(Records from a dataset)
>>

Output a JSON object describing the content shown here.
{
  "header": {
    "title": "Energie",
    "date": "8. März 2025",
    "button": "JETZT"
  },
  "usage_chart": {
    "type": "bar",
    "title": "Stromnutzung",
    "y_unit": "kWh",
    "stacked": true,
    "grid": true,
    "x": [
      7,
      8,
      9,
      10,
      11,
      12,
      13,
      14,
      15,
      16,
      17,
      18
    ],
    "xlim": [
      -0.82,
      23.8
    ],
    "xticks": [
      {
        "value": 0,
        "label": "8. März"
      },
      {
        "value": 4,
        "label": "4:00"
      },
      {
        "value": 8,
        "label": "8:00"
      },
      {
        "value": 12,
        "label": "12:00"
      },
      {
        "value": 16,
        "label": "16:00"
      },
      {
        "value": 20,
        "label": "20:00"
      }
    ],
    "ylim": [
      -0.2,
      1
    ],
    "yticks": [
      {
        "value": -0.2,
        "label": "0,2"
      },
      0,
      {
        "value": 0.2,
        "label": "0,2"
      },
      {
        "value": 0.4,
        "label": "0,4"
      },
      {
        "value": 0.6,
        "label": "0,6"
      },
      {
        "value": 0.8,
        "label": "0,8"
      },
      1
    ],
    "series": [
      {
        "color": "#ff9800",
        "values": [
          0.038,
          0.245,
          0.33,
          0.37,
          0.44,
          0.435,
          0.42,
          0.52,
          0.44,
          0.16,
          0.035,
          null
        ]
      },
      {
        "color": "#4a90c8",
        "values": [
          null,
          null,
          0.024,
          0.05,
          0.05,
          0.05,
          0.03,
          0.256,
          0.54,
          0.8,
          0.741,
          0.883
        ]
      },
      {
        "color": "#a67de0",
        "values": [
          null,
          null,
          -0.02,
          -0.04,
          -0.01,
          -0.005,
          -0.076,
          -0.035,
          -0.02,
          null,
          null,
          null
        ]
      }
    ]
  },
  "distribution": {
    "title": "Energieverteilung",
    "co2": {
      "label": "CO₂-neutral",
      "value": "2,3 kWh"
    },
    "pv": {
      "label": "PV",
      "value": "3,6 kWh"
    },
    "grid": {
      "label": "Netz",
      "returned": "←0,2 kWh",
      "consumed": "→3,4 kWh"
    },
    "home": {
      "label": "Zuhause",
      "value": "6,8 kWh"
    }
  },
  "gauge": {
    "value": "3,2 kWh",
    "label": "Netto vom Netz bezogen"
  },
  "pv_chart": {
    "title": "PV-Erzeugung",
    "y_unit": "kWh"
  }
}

<<

_What to do:_
All lines above containing the string "title" are to be collected.

_Exercise solution:_
    "title": "Energie",
    "title": "Stromnutzung",
    "title": "Energieverteilung",
    "title": "PV-Erzeugung",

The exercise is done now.